__Short task__
Give the number of lines that include the word "than", nothing more.

(Data records)
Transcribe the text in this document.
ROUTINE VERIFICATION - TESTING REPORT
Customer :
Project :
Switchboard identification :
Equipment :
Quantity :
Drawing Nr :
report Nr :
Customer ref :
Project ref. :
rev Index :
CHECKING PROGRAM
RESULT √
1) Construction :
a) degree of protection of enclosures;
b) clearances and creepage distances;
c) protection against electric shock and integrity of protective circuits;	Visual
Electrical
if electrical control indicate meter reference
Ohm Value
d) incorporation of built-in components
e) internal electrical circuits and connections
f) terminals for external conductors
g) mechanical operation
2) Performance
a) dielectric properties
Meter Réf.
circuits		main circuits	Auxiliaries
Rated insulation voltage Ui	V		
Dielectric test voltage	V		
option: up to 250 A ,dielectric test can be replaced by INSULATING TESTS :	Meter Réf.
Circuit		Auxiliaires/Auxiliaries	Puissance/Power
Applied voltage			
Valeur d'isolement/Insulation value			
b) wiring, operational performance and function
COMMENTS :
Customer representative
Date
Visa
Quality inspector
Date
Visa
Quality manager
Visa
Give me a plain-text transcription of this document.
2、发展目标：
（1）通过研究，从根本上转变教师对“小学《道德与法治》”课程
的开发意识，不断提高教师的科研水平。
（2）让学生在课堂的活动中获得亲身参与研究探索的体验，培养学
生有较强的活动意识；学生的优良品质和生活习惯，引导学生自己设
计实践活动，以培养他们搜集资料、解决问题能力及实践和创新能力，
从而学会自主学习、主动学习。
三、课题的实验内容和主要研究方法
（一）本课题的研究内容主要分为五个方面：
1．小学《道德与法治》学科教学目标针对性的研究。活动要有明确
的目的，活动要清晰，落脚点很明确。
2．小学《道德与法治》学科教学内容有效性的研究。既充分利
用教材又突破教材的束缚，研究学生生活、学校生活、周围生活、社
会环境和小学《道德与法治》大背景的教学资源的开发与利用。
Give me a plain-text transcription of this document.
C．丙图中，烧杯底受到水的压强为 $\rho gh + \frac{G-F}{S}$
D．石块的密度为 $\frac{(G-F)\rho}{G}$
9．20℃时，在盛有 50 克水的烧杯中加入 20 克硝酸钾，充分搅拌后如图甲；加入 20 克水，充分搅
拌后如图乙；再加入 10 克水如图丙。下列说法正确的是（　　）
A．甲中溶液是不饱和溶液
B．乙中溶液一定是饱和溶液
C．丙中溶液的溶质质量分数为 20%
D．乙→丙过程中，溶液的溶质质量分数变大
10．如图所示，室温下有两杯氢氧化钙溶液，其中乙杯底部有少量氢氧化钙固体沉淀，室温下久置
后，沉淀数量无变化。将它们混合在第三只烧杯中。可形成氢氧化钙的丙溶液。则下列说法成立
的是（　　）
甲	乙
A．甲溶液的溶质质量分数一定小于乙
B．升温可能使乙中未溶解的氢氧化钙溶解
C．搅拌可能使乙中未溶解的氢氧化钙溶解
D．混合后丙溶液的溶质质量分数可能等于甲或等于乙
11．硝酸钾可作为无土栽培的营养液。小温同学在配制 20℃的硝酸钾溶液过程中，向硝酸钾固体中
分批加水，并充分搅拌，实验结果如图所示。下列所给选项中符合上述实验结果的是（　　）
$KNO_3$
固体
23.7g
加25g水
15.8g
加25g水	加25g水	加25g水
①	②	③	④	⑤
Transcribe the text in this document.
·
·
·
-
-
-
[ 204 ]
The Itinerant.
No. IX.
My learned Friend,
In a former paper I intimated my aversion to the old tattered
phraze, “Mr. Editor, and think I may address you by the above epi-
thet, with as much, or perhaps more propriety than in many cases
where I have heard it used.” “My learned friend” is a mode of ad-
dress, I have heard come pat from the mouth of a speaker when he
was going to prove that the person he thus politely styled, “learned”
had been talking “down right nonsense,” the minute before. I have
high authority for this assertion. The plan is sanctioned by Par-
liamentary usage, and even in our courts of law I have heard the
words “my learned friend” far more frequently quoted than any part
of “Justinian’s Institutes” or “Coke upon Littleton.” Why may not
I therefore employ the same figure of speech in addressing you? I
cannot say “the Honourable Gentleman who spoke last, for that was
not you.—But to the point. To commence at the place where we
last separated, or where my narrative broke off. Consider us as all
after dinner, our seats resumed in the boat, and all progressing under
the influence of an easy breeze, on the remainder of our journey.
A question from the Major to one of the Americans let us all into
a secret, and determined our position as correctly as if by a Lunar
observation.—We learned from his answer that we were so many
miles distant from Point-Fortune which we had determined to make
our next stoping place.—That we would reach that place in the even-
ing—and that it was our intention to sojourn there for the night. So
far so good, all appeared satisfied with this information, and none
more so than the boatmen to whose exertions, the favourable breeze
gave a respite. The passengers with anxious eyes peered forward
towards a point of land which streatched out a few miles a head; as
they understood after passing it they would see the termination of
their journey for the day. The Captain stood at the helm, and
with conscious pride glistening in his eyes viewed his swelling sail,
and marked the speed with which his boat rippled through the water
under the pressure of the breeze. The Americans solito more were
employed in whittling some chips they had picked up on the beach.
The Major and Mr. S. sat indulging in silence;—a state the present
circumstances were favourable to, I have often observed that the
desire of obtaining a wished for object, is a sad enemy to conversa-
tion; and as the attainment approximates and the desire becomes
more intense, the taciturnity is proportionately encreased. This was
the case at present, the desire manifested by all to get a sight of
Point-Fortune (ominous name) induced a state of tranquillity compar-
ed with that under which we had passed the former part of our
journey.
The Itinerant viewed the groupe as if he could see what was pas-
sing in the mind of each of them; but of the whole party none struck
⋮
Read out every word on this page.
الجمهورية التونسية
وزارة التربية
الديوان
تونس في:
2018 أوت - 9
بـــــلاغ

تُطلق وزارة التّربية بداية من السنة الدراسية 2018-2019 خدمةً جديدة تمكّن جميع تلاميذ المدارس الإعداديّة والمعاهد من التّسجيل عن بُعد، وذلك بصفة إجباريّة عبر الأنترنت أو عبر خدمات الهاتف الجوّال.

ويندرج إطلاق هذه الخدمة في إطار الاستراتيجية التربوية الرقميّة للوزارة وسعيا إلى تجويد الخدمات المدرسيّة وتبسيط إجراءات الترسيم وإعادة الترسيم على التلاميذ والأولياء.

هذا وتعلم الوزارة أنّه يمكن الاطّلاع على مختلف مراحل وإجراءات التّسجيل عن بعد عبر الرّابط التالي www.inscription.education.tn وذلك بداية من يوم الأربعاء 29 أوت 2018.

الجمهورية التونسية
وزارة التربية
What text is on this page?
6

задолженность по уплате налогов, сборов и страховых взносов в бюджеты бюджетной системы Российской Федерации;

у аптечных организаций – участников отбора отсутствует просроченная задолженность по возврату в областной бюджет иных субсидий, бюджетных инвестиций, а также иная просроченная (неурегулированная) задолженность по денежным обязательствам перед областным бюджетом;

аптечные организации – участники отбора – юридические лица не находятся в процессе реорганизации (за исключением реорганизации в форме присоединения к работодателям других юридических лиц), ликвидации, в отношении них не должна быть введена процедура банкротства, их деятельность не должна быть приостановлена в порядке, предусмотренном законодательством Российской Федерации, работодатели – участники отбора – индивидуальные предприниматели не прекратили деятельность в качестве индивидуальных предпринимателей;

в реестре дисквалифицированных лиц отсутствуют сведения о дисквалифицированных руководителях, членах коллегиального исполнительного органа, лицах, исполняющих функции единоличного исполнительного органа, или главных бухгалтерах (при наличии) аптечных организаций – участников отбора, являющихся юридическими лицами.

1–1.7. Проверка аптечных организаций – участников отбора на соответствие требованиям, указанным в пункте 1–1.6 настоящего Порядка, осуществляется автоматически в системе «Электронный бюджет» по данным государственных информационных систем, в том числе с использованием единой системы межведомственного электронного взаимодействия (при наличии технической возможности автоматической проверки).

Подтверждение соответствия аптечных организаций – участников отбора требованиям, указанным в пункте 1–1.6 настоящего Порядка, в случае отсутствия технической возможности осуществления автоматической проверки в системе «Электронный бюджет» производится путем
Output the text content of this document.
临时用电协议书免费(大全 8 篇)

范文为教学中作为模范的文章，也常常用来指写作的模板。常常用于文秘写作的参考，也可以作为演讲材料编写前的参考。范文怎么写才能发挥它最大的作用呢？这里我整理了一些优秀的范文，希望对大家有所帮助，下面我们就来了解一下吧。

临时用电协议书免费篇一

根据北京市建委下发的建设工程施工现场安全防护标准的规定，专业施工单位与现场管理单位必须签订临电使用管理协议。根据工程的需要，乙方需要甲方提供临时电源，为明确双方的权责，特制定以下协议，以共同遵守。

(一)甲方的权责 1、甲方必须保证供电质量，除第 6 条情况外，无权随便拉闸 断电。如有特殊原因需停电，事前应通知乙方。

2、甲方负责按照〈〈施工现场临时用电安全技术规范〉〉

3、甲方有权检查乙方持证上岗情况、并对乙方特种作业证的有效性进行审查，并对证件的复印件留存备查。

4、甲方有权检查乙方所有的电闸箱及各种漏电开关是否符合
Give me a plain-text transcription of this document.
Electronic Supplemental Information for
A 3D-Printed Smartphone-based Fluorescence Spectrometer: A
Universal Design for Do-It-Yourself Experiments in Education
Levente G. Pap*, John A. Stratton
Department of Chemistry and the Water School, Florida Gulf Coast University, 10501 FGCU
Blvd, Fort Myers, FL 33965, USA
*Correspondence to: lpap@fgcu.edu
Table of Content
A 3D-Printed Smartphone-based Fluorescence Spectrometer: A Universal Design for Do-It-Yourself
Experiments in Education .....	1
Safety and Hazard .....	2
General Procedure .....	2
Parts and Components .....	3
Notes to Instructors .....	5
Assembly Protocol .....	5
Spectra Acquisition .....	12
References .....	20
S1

__Answer to the problem__
3